+++ Given records
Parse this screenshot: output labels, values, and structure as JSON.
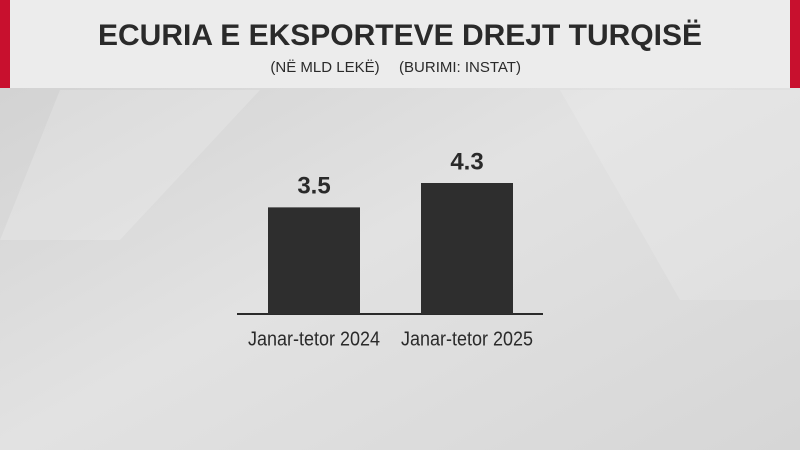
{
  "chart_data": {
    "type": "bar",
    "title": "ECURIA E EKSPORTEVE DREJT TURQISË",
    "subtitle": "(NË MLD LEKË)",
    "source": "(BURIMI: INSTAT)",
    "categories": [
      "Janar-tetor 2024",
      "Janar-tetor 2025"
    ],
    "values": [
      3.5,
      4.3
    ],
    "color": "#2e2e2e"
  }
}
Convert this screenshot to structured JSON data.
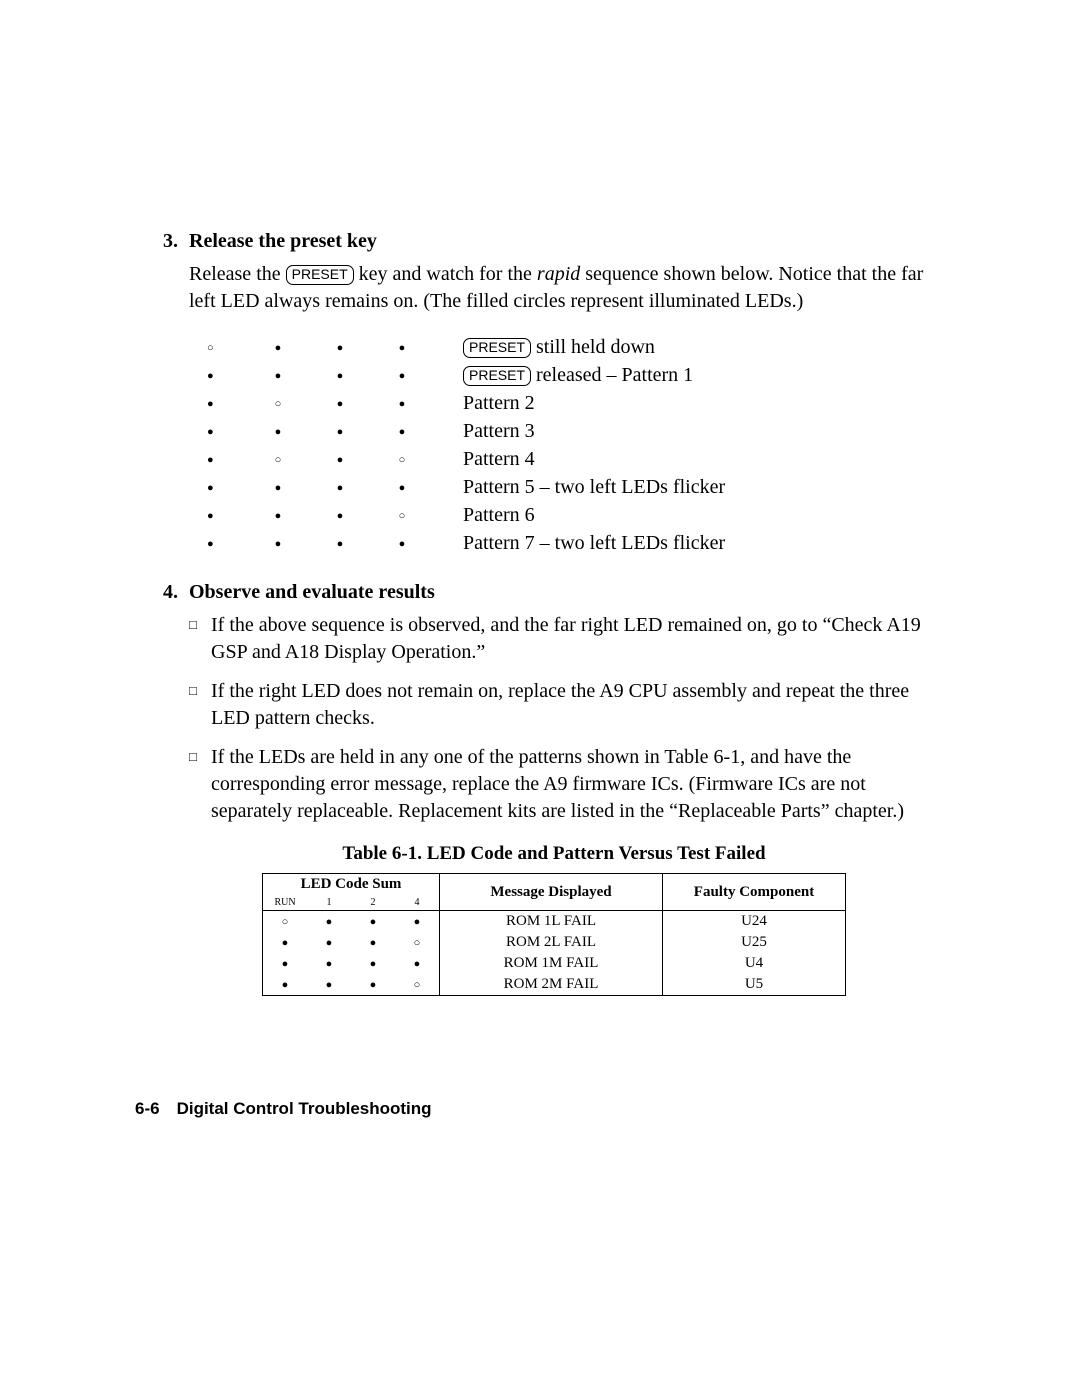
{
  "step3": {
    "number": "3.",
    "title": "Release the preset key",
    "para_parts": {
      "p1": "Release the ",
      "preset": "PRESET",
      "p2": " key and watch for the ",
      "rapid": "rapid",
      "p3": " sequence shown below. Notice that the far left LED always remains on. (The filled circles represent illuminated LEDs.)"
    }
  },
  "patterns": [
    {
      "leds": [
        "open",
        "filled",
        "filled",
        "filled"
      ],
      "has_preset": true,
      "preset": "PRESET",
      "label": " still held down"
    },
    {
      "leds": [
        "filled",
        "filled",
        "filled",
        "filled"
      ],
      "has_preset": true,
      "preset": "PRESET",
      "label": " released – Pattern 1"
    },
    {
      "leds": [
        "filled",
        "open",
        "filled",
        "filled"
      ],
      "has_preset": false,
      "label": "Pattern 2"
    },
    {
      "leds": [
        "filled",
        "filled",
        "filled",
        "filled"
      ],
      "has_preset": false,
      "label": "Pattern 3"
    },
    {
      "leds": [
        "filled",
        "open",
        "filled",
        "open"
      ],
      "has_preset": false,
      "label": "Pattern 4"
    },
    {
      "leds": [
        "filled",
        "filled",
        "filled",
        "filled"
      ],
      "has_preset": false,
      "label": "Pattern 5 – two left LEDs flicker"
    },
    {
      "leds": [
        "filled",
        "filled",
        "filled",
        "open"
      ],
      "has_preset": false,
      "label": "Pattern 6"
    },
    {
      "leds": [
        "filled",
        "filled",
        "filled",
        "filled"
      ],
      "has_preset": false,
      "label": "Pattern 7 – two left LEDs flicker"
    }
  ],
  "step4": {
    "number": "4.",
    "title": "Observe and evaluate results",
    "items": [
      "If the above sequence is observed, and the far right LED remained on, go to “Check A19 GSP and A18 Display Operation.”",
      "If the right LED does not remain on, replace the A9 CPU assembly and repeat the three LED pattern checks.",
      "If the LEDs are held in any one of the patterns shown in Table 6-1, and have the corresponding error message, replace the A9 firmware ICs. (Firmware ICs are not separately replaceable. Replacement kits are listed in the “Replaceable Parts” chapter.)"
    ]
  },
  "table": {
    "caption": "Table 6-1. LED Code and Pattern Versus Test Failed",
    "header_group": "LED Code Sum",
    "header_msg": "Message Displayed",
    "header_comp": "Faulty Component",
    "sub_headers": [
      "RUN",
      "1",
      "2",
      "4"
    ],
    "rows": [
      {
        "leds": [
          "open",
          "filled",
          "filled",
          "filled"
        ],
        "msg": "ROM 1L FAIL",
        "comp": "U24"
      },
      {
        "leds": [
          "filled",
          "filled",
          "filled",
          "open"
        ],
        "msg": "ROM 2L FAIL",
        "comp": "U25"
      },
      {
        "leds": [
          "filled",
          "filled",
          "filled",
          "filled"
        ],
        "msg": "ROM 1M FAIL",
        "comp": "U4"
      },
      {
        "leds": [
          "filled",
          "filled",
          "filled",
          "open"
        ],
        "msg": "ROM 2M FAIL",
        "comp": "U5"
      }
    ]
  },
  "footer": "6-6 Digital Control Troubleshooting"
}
++++++
+++ Given records
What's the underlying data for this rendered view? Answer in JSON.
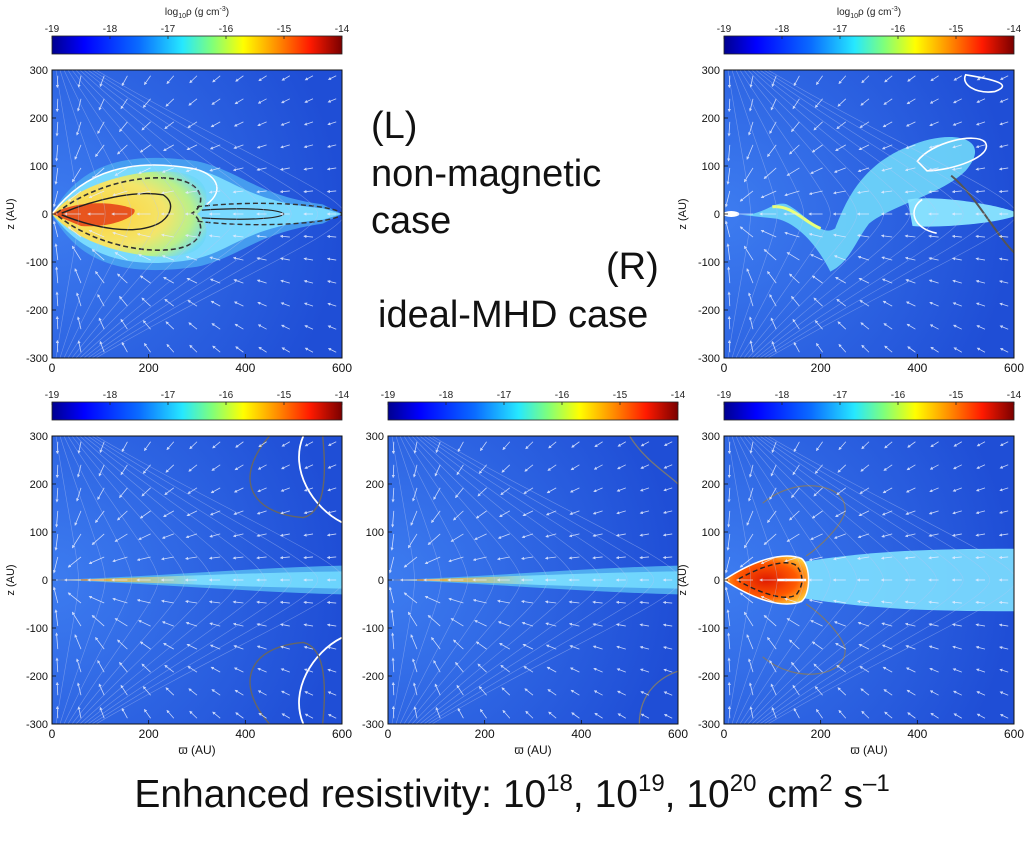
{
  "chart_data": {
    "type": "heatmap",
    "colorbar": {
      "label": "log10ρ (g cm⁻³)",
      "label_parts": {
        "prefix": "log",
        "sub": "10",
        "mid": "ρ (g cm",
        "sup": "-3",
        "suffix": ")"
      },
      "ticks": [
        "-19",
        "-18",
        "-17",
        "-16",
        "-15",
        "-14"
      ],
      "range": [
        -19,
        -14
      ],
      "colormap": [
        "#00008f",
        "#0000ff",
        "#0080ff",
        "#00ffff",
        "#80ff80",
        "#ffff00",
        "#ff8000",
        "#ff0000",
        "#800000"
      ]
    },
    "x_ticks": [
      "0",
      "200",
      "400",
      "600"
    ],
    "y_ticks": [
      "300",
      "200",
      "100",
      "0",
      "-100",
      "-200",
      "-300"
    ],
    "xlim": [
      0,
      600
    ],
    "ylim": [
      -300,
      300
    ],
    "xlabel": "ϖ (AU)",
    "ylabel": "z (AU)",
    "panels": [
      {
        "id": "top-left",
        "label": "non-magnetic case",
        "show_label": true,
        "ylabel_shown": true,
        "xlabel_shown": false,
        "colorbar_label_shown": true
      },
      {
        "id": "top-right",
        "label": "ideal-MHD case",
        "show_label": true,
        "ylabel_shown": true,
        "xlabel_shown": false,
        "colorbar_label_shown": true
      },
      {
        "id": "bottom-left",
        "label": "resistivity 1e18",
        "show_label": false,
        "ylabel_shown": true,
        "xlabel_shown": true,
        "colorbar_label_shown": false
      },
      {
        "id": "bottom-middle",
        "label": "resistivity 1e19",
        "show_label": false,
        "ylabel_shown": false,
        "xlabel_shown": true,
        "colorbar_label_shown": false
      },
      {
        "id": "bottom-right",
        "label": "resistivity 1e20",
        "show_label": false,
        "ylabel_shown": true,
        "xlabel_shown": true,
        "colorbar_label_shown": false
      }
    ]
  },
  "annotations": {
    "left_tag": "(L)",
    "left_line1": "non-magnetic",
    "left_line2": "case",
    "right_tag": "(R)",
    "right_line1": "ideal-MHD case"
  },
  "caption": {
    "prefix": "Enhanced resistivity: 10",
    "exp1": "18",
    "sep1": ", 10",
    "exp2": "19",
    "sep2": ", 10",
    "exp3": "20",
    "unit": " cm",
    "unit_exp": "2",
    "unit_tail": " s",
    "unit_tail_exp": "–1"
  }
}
++++++
• Task to complete:
Report the number of lines containing the string "bottom" and add nothing to it.

• Task response:
3